TASK BRIEF: Copy every record below, exactly as written.

Records that describe figures:
□ □ □ □ □

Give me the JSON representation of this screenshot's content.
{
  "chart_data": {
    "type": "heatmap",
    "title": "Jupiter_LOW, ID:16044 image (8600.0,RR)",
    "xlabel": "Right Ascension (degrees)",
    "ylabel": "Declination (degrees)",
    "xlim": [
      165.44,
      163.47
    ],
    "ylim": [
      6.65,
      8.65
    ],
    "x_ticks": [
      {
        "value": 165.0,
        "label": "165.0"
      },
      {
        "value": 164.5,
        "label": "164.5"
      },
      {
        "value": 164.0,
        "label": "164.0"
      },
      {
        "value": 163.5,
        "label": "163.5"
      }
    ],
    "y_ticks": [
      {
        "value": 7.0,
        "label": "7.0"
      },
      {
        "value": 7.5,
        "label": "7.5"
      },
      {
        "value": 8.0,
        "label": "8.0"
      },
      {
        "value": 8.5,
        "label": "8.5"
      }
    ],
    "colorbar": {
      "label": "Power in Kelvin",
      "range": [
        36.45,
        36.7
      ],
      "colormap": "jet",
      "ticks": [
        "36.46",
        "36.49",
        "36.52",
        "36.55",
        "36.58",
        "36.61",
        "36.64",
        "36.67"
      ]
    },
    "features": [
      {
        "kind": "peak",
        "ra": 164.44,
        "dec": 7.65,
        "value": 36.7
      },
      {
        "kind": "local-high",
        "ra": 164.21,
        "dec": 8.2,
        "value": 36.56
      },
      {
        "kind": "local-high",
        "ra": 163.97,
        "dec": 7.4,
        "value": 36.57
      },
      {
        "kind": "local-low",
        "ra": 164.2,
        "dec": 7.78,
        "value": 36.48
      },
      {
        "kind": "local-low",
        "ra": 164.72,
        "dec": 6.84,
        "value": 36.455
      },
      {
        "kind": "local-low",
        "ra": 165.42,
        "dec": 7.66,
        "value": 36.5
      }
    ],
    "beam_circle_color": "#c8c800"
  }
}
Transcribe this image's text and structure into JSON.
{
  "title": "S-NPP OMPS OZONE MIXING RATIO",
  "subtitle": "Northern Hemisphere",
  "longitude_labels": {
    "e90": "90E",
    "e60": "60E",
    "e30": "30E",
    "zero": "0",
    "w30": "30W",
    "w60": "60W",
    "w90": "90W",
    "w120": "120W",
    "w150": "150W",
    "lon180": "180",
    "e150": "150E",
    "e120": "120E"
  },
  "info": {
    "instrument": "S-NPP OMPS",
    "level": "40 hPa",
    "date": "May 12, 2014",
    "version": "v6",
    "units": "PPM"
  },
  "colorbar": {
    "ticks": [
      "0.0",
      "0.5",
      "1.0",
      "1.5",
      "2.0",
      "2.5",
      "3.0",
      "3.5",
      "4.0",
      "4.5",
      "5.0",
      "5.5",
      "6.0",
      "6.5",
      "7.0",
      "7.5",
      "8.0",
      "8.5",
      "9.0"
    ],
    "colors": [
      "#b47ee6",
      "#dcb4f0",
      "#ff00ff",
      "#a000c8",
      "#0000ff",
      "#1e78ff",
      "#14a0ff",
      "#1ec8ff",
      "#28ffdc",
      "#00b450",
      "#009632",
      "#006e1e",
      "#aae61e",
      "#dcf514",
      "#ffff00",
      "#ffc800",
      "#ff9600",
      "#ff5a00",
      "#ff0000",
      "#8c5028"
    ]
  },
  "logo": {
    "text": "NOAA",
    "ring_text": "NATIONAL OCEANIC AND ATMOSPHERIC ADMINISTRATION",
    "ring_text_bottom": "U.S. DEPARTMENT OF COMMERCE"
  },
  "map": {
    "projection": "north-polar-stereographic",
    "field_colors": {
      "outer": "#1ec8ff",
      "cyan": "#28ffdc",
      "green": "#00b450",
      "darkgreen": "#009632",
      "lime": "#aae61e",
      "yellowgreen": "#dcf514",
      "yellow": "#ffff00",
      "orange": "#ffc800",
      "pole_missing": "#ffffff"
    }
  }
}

□ □ □ □ □

EXERCISE OUTPUT:
Give me the JSON representation of this screenshot's content.
{
  "chart_data": {
    "type": "heatmap",
    "title": "Jupiter_LOW, ID:16044 image (8600.0,RR)",
    "xlabel": "Right Ascension (degrees)",
    "ylabel": "Declination (degrees)",
    "xlim": [
      165.44,
      163.47
    ],
    "ylim": [
      6.65,
      8.65
    ],
    "x_ticks": [
      {
        "value": 165.0,
        "label": "165.0"
      },
      {
        "value": 164.5,
        "label": "164.5"
      },
      {
        "value": 164.0,
        "label": "164.0"
      },
      {
        "value": 163.5,
        "label": "163.5"
      }
    ],
    "y_ticks": [
      {
        "value": 7.0,
        "label": "7.0"
      },
      {
        "value": 7.5,
        "label": "7.5"
      },
      {
        "value": 8.0,
        "label": "8.0"
      },
      {
        "value": 8.5,
        "label": "8.5"
      }
    ],
    "colorbar": {
      "label": "Power in Kelvin",
      "range": [
        36.45,
        36.7
      ],
      "colormap": "jet",
      "ticks": [
        "36.46",
        "36.49",
        "36.52",
        "36.55",
        "36.58",
        "36.61",
        "36.64",
        "36.67"
      ]
    },
    "features": [
      {
        "kind": "peak",
        "ra": 164.44,
        "dec": 7.65,
        "value": 36.7
      },
      {
        "kind": "local-high",
        "ra": 164.21,
        "dec": 8.2,
        "value": 36.56
      },
      {
        "kind": "local-high",
        "ra": 163.97,
        "dec": 7.4,
        "value": 36.57
      },
      {
        "kind": "local-low",
        "ra": 164.2,
        "dec": 7.78,
        "value": 36.48
      },
      {
        "kind": "local-low",
        "ra": 164.72,
        "dec": 6.84,
        "value": 36.455
      },
      {
        "kind": "local-low",
        "ra": 165.42,
        "dec": 7.66,
        "value": 36.5
      }
    ],
    "beam_circle_color": "#c8c800"
  }
}
Transcribe this image's text and structure into JSON.
{
  "title": "S-NPP OMPS OZONE MIXING RATIO",
  "subtitle": "Northern Hemisphere",
  "longitude_labels": {
    "e90": "90E",
    "e60": "60E",
    "e30": "30E",
    "zero": "0",
    "w30": "30W",
    "w60": "60W",
    "w90": "90W",
    "w120": "120W",
    "w150": "150W",
    "lon180": "180",
    "e150": "150E",
    "e120": "120E"
  },
  "info": {
    "instrument": "S-NPP OMPS",
    "level": "40 hPa",
    "date": "May 12, 2014",
    "version": "v6",
    "units": "PPM"
  },
  "colorbar": {
    "ticks": [
      "0.0",
      "0.5",
      "1.0",
      "1.5",
      "2.0",
      "2.5",
      "3.0",
      "3.5",
      "4.0",
      "4.5",
      "5.0",
      "5.5",
      "6.0",
      "6.5",
      "7.0",
      "7.5",
      "8.0",
      "8.5",
      "9.0"
    ],
    "colors": [
      "#b47ee6",
      "#dcb4f0",
      "#ff00ff",
      "#a000c8",
      "#0000ff",
      "#1e78ff",
      "#14a0ff",
      "#1ec8ff",
      "#28ffdc",
      "#00b450",
      "#009632",
      "#006e1e",
      "#aae61e",
      "#dcf514",
      "#ffff00",
      "#ffc800",
      "#ff9600",
      "#ff5a00",
      "#ff0000",
      "#8c5028"
    ]
  },
  "logo": {
    "text": "NOAA",
    "ring_text": "NATIONAL OCEANIC AND ATMOSPHERIC ADMINISTRATION",
    "ring_text_bottom": "U.S. DEPARTMENT OF COMMERCE"
  },
  "map": {
    "projection": "north-polar-stereographic",
    "field_colors": {
      "outer": "#1ec8ff",
      "cyan": "#28ffdc",
      "green": "#00b450",
      "darkgreen": "#009632",
      "lime": "#aae61e",
      "yellowgreen": "#dcf514",
      "yellow": "#ffff00",
      "orange": "#ffc800",
      "pole_missing": "#ffffff"
    }
  }
}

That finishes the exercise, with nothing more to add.